> _DATA SHOWN_
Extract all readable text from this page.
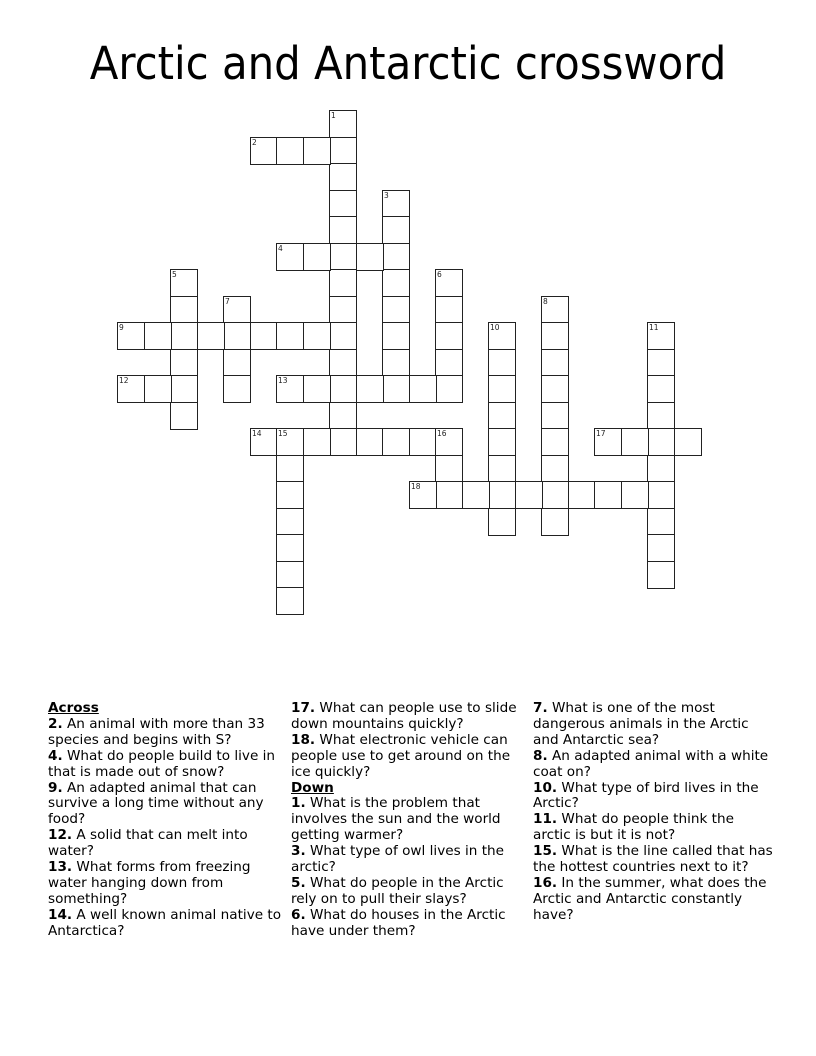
Arctic and Antarctic crossword
1
2
3
4
5	6
7	8
9	10	11
12	13
14 15	16	17
18
Across
2. An animal with more than 33 species and begins with S?
4. What do people build to live in that is made out of snow?
9. An adapted animal that can survive a long time without any food?
12. A solid that can melt into water?
13. What forms from freezing water hanging down from something?
14. A well known animal native to Antarctica?
17. What can people use to slide down mountains quickly?
18. What electronic vehicle can people use to get around on the ice quickly?
Down
1. What is the problem that involves the sun and the world getting warmer?
3. What type of owl lives in the arctic?
5. What do people in the Arctic rely on to pull their slays?
6. What do houses in the Arctic have under them?
7. What is one of the most dangerous animals in the Arctic and Antarctic sea?
8. An adapted animal with a white coat on?
10. What type of bird lives in the Arctic?
11. What do people think the arctic is but it is not?
15. What is the line called that has the hottest countries next to it?
16. In the summer, what does the Arctic and Antarctic constantly have?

> _WHAT YOU WILL DO_
Make a copy of each line that contains the string "type".

> _EXERCISE RESPONSE_
3. What type of owl lives in the arctic?
10. What type of bird lives in the Arctic?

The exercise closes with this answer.